» **Directions for this task**
Skip the images and copy each record exactly as written.

» **Provided entries**
═══

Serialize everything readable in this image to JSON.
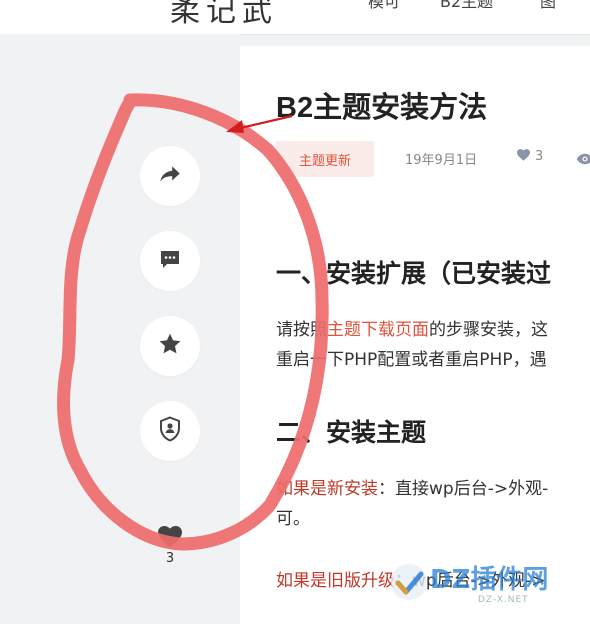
{
  "header": {
    "logo_text": "柔记武",
    "nav_items": [
      "模可",
      "B2主题",
      "图"
    ]
  },
  "sidebar": {
    "actions": [
      {
        "name": "share",
        "icon": "share-arrow-icon"
      },
      {
        "name": "comment",
        "icon": "comment-dots-icon"
      },
      {
        "name": "favorite",
        "icon": "star-icon"
      },
      {
        "name": "report",
        "icon": "shield-user-icon"
      }
    ],
    "like_icon": "heart-icon",
    "like_count": "3"
  },
  "article": {
    "title": "B2主题安装方法",
    "category": "主题更新",
    "date": "19年9月1日",
    "likes": "3",
    "section1_heading": "一、安装扩展（已安装过",
    "section1_line1_prefix": "请按照",
    "section1_line1_link": "主题下载页面",
    "section1_line1_suffix": "的步骤安装，这",
    "section1_line2": "重启一下PHP配置或者重启PHP，遇",
    "section2_heading": "二、安装主题",
    "section2_line1_red": "如果是新安装",
    "section2_line1_rest": "：直接wp后台->外观-",
    "section2_line2": "可。",
    "section2_line3_red": "如果是旧版升级",
    "section2_line3_rest": "：wp后台->外观->"
  },
  "watermark": {
    "text": "DZ插件网",
    "sub": "DZ-X.NET"
  },
  "colors": {
    "accent": "#e0533d",
    "annotation": "#ee6b6b",
    "arrow": "#d11f1f"
  }
}
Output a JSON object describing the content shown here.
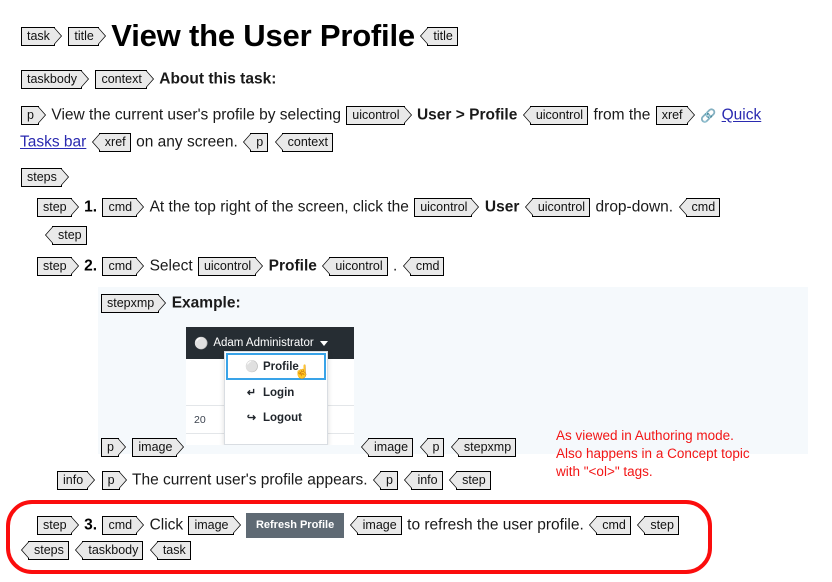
{
  "document": {
    "title_text": "View the User Profile",
    "tags": {
      "task": "task",
      "title": "title",
      "taskbody": "taskbody",
      "context": "context",
      "p": "p",
      "uicontrol": "uicontrol",
      "xref": "xref",
      "steps": "steps",
      "step": "step",
      "cmd": "cmd",
      "stepxmp": "stepxmp",
      "image": "image",
      "info": "info"
    }
  },
  "context_section": {
    "heading": "About this task:",
    "sentence_part1": "View the current user's profile by selecting ",
    "uicontrol_menupath": "User > Profile",
    "sentence_part2": " from the ",
    "link_icon": "link-icon",
    "xref_text_line1": "Quick",
    "xref_text_line2": "Tasks bar",
    "sentence_part3": " on any screen."
  },
  "steps": [
    {
      "number": "1.",
      "text_before": "At the top right of the screen, click the ",
      "uicontrol": "User",
      "text_after": " drop-down."
    },
    {
      "number": "2.",
      "text_before": "Select ",
      "uicontrol": "Profile",
      "text_after": "."
    },
    {
      "number": "3.",
      "text_before": "Click ",
      "image_label": "Refresh Profile",
      "text_after": " to refresh the user profile."
    }
  ],
  "example": {
    "heading": "Example:",
    "screenshot": {
      "user_icon": "user-icon",
      "user_name": "Adam Administrator",
      "caret_icon": "chevron-down-icon",
      "table_cell_value": "20",
      "menu_items": [
        {
          "icon": "user-icon",
          "label": "Profile",
          "glyph": "⚲"
        },
        {
          "icon": "login-icon",
          "label": "Login",
          "glyph": "↩"
        },
        {
          "icon": "logout-icon",
          "label": "Logout",
          "glyph": "↪"
        }
      ],
      "cursor_icon": "hand-pointer-cursor"
    }
  },
  "info_section": {
    "text": "The current user's profile appears."
  },
  "annotation": {
    "line1": "As viewed in Authoring mode.",
    "line2": "Also happens in a Concept topic",
    "line3": "with \"<ol>\" tags.",
    "color": "#f21616"
  },
  "colors": {
    "tag_fill": "#e9e9e9",
    "tag_border": "#000000",
    "annotation_red": "#f21616",
    "highlight_red": "#fb0d0d",
    "example_bg": "#f5f9fc",
    "mock_header_bg": "#262d33",
    "menu_highlight_border": "#39a3e8",
    "button_bg": "#5f6a74",
    "link_blue": "#2a2ab0"
  }
}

═══

» **Final answer**
Serialize everything readable in this image to JSON.
{
  "header": {
    "logo_text": "柔记武",
    "nav_items": [
      "模可",
      "B2主题",
      "图"
    ]
  },
  "sidebar": {
    "actions": [
      {
        "name": "share",
        "icon": "share-arrow-icon"
      },
      {
        "name": "comment",
        "icon": "comment-dots-icon"
      },
      {
        "name": "favorite",
        "icon": "star-icon"
      },
      {
        "name": "report",
        "icon": "shield-user-icon"
      }
    ],
    "like_icon": "heart-icon",
    "like_count": "3"
  },
  "article": {
    "title": "B2主题安装方法",
    "category": "主题更新",
    "date": "19年9月1日",
    "likes": "3",
    "section1_heading": "一、安装扩展（已安装过",
    "section1_line1_prefix": "请按照",
    "section1_line1_link": "主题下载页面",
    "section1_line1_suffix": "的步骤安装，这",
    "section1_line2": "重启一下PHP配置或者重启PHP，遇",
    "section2_heading": "二、安装主题",
    "section2_line1_red": "如果是新安装",
    "section2_line1_rest": "：直接wp后台->外观-",
    "section2_line2": "可。",
    "section2_line3_red": "如果是旧版升级",
    "section2_line3_rest": "：wp后台->外观->"
  },
  "watermark": {
    "text": "DZ插件网",
    "sub": "DZ-X.NET"
  },
  "colors": {
    "accent": "#e0533d",
    "annotation": "#ee6b6b",
    "arrow": "#d11f1f"
  }
}
Output a JSON object describing the content shown here.
{
  "document": {
    "title_text": "View the User Profile",
    "tags": {
      "task": "task",
      "title": "title",
      "taskbody": "taskbody",
      "context": "context",
      "p": "p",
      "uicontrol": "uicontrol",
      "xref": "xref",
      "steps": "steps",
      "step": "step",
      "cmd": "cmd",
      "stepxmp": "stepxmp",
      "image": "image",
      "info": "info"
    }
  },
  "context_section": {
    "heading": "About this task:",
    "sentence_part1": "View the current user's profile by selecting ",
    "uicontrol_menupath": "User > Profile",
    "sentence_part2": " from the ",
    "link_icon": "link-icon",
    "xref_text_line1": "Quick",
    "xref_text_line2": "Tasks bar",
    "sentence_part3": " on any screen."
  },
  "steps": [
    {
      "number": "1.",
      "text_before": "At the top right of the screen, click the ",
      "uicontrol": "User",
      "text_after": " drop-down."
    },
    {
      "number": "2.",
      "text_before": "Select ",
      "uicontrol": "Profile",
      "text_after": "."
    },
    {
      "number": "3.",
      "text_before": "Click ",
      "image_label": "Refresh Profile",
      "text_after": " to refresh the user profile."
    }
  ],
  "example": {
    "heading": "Example:",
    "screenshot": {
      "user_icon": "user-icon",
      "user_name": "Adam Administrator",
      "caret_icon": "chevron-down-icon",
      "table_cell_value": "20",
      "menu_items": [
        {
          "icon": "user-icon",
          "label": "Profile",
          "glyph": "⚲"
        },
        {
          "icon": "login-icon",
          "label": "Login",
          "glyph": "↩"
        },
        {
          "icon": "logout-icon",
          "label": "Logout",
          "glyph": "↪"
        }
      ],
      "cursor_icon": "hand-pointer-cursor"
    }
  },
  "info_section": {
    "text": "The current user's profile appears."
  },
  "annotation": {
    "line1": "As viewed in Authoring mode.",
    "line2": "Also happens in a Concept topic",
    "line3": "with \"<ol>\" tags.",
    "color": "#f21616"
  },
  "colors": {
    "tag_fill": "#e9e9e9",
    "tag_border": "#000000",
    "annotation_red": "#f21616",
    "highlight_red": "#fb0d0d",
    "example_bg": "#f5f9fc",
    "mock_header_bg": "#262d33",
    "menu_highlight_border": "#39a3e8",
    "button_bg": "#5f6a74",
    "link_blue": "#2a2ab0"
  }
}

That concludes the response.